— Start Supplied data —

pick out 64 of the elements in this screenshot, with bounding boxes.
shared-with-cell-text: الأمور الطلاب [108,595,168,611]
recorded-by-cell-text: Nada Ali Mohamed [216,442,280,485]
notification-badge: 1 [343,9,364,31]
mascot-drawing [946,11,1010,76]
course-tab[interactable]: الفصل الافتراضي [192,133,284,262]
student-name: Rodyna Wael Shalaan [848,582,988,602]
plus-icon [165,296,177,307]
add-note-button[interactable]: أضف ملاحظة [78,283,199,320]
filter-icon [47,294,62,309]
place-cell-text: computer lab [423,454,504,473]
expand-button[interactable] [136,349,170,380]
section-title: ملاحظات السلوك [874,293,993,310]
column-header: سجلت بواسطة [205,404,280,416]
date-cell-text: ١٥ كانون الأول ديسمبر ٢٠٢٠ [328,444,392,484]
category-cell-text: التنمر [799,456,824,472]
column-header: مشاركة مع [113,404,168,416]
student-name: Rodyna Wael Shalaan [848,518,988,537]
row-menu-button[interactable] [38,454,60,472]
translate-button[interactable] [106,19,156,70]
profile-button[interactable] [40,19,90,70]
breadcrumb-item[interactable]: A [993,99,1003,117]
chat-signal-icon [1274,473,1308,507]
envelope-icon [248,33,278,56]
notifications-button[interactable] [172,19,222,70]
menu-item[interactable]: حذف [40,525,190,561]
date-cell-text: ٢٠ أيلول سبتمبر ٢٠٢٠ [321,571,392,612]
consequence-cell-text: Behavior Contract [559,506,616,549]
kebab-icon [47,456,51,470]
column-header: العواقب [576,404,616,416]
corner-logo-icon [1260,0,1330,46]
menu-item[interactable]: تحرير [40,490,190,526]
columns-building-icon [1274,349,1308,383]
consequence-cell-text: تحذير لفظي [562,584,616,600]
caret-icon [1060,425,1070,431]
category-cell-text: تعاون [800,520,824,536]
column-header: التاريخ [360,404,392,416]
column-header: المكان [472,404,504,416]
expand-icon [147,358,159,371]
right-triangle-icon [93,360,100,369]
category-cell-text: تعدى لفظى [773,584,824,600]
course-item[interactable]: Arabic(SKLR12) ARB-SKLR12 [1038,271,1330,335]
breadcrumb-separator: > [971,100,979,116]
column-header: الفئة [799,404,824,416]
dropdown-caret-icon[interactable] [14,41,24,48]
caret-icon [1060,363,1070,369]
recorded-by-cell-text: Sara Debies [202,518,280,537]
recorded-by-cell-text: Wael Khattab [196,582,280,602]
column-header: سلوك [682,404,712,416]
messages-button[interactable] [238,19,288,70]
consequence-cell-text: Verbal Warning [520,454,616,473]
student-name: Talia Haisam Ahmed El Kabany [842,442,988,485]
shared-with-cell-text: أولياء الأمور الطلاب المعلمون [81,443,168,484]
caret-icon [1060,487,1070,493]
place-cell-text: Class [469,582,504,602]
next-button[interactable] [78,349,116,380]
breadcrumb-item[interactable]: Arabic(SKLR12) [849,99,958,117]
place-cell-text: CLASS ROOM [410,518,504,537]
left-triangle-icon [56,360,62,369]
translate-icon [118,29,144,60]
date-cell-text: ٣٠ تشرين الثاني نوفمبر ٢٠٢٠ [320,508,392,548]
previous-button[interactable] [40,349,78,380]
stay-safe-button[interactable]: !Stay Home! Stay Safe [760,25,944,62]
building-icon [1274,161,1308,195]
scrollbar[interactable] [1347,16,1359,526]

— End Supplied data —

### [Do this]
Transcribe all of the lines above word for word, with no changes.

### [Result below]
pick out 64 of the elements in this screenshot, with bounding boxes.
shared-with-cell-text: الأمور الطلاب [108,595,168,611]
recorded-by-cell-text: Nada Ali Mohamed [216,442,280,485]
notification-badge: 1 [343,9,364,31]
mascot-drawing [946,11,1010,76]
course-tab[interactable]: الفصل الافتراضي [192,133,284,262]
student-name: Rodyna Wael Shalaan [848,582,988,602]
plus-icon [165,296,177,307]
add-note-button[interactable]: أضف ملاحظة [78,283,199,320]
filter-icon [47,294,62,309]
place-cell-text: computer lab [423,454,504,473]
expand-button[interactable] [136,349,170,380]
section-title: ملاحظات السلوك [874,293,993,310]
column-header: سجلت بواسطة [205,404,280,416]
date-cell-text: ١٥ كانون الأول ديسمبر ٢٠٢٠ [328,444,392,484]
category-cell-text: التنمر [799,456,824,472]
column-header: مشاركة مع [113,404,168,416]
student-name: Rodyna Wael Shalaan [848,518,988,537]
row-menu-button[interactable] [38,454,60,472]
translate-button[interactable] [106,19,156,70]
profile-button[interactable] [40,19,90,70]
breadcrumb-item[interactable]: A [993,99,1003,117]
chat-signal-icon [1274,473,1308,507]
envelope-icon [248,33,278,56]
notifications-button[interactable] [172,19,222,70]
menu-item[interactable]: حذف [40,525,190,561]
date-cell-text: ٢٠ أيلول سبتمبر ٢٠٢٠ [321,571,392,612]
consequence-cell-text: Behavior Contract [559,506,616,549]
kebab-icon [47,456,51,470]
column-header: العواقب [576,404,616,416]
corner-logo-icon [1260,0,1330,46]
menu-item[interactable]: تحرير [40,490,190,526]
columns-building-icon [1274,349,1308,383]
consequence-cell-text: تحذير لفظي [562,584,616,600]
caret-icon [1060,425,1070,431]
category-cell-text: تعاون [800,520,824,536]
column-header: التاريخ [360,404,392,416]
column-header: المكان [472,404,504,416]
expand-icon [147,358,159,371]
right-triangle-icon [93,360,100,369]
category-cell-text: تعدى لفظى [773,584,824,600]
course-item[interactable]: Arabic(SKLR12) ARB-SKLR12 [1038,271,1330,335]
breadcrumb-separator: > [971,100,979,116]
column-header: الفئة [799,404,824,416]
dropdown-caret-icon[interactable] [14,41,24,48]
caret-icon [1060,363,1070,369]
recorded-by-cell-text: Sara Debies [202,518,280,537]
recorded-by-cell-text: Wael Khattab [196,582,280,602]
column-header: سلوك [682,404,712,416]
messages-button[interactable] [238,19,288,70]
consequence-cell-text: Verbal Warning [520,454,616,473]
student-name: Talia Haisam Ahmed El Kabany [842,442,988,485]
shared-with-cell-text: أولياء الأمور الطلاب المعلمون [81,443,168,484]
caret-icon [1060,487,1070,493]
place-cell-text: Class [469,582,504,602]
next-button[interactable] [78,349,116,380]
breadcrumb-item[interactable]: Arabic(SKLR12) [849,99,958,117]
place-cell-text: CLASS ROOM [410,518,504,537]
left-triangle-icon [56,360,62,369]
translate-icon [118,29,144,60]
date-cell-text: ٣٠ تشرين الثاني نوفمبر ٢٠٢٠ [320,508,392,548]
previous-button[interactable] [40,349,78,380]
stay-safe-button[interactable]: !Stay Home! Stay Safe [760,25,944,62]
building-icon [1274,161,1308,195]
scrollbar[interactable] [1347,16,1359,526]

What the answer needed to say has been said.